Task statement:
Word for word, set down the records and skip each picture.

Listed records:
· · · · ·
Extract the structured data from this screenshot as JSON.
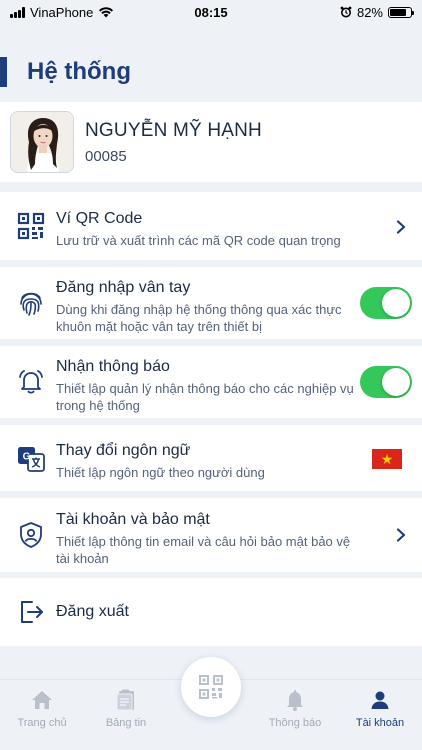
{
  "status_bar": {
    "carrier": "VinaPhone",
    "time": "08:15",
    "battery_text": "82%",
    "battery_level": 0.82
  },
  "page": {
    "title": "Hệ thống"
  },
  "profile": {
    "name": "NGUYỄN MỸ HẠNH",
    "code": "00085"
  },
  "menu": [
    {
      "title": "Ví QR Code",
      "desc": "Lưu trữ và xuất trình các mã QR code quan trọng",
      "icon": "qr-code-icon",
      "control": "chevron"
    },
    {
      "title": "Đăng nhập vân tay",
      "desc": "Dùng khi đăng nhập hệ thống thông qua xác thực khuôn mặt hoặc vân tay trên thiết bị",
      "icon": "fingerprint-icon",
      "control": "toggle",
      "enabled": true
    },
    {
      "title": "Nhận thông báo",
      "desc": "Thiết lập quản lý nhận thông báo cho các nghiệp vụ trong hệ thống",
      "icon": "bell-icon",
      "control": "toggle",
      "enabled": true
    },
    {
      "title": "Thay đổi ngôn ngữ",
      "desc": "Thiết lập ngôn ngữ theo người dùng",
      "icon": "translate-icon",
      "control": "flag-vietnam-icon"
    },
    {
      "title": "Tài khoản và bảo mật",
      "desc": "Thiết lập thông tin email và câu hỏi bảo mật bảo vệ tài khoản",
      "icon": "shield-user-icon",
      "control": "chevron"
    },
    {
      "title": "Đăng xuất",
      "icon": "logout-icon"
    }
  ],
  "tabs": [
    {
      "label": "Trang chủ",
      "icon": "home-icon",
      "active": false
    },
    {
      "label": "Bảng tin",
      "icon": "news-icon",
      "active": false
    },
    {
      "label": "Thông báo",
      "icon": "bell-icon",
      "active": false
    },
    {
      "label": "Tài khoản",
      "icon": "user-icon",
      "active": true
    }
  ],
  "fab": {
    "icon": "qr-scan-icon"
  },
  "colors": {
    "primary": "#1e3d7a",
    "toggle_on": "#34c759",
    "background": "#eef2f7"
  }
}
· · · · ·
Finished answer:
Extract the structured data from this screenshot as JSON.
{
  "status_bar": {
    "carrier": "VinaPhone",
    "time": "08:15",
    "battery_text": "82%",
    "battery_level": 0.82
  },
  "page": {
    "title": "Hệ thống"
  },
  "profile": {
    "name": "NGUYỄN MỸ HẠNH",
    "code": "00085"
  },
  "menu": [
    {
      "title": "Ví QR Code",
      "desc": "Lưu trữ và xuất trình các mã QR code quan trọng",
      "icon": "qr-code-icon",
      "control": "chevron"
    },
    {
      "title": "Đăng nhập vân tay",
      "desc": "Dùng khi đăng nhập hệ thống thông qua xác thực khuôn mặt hoặc vân tay trên thiết bị",
      "icon": "fingerprint-icon",
      "control": "toggle",
      "enabled": true
    },
    {
      "title": "Nhận thông báo",
      "desc": "Thiết lập quản lý nhận thông báo cho các nghiệp vụ trong hệ thống",
      "icon": "bell-icon",
      "control": "toggle",
      "enabled": true
    },
    {
      "title": "Thay đổi ngôn ngữ",
      "desc": "Thiết lập ngôn ngữ theo người dùng",
      "icon": "translate-icon",
      "control": "flag-vietnam-icon"
    },
    {
      "title": "Tài khoản và bảo mật",
      "desc": "Thiết lập thông tin email và câu hỏi bảo mật bảo vệ tài khoản",
      "icon": "shield-user-icon",
      "control": "chevron"
    },
    {
      "title": "Đăng xuất",
      "icon": "logout-icon"
    }
  ],
  "tabs": [
    {
      "label": "Trang chủ",
      "icon": "home-icon",
      "active": false
    },
    {
      "label": "Bảng tin",
      "icon": "news-icon",
      "active": false
    },
    {
      "label": "Thông báo",
      "icon": "bell-icon",
      "active": false
    },
    {
      "label": "Tài khoản",
      "icon": "user-icon",
      "active": true
    }
  ],
  "fab": {
    "icon": "qr-scan-icon"
  },
  "colors": {
    "primary": "#1e3d7a",
    "toggle_on": "#34c759",
    "background": "#eef2f7"
  }
}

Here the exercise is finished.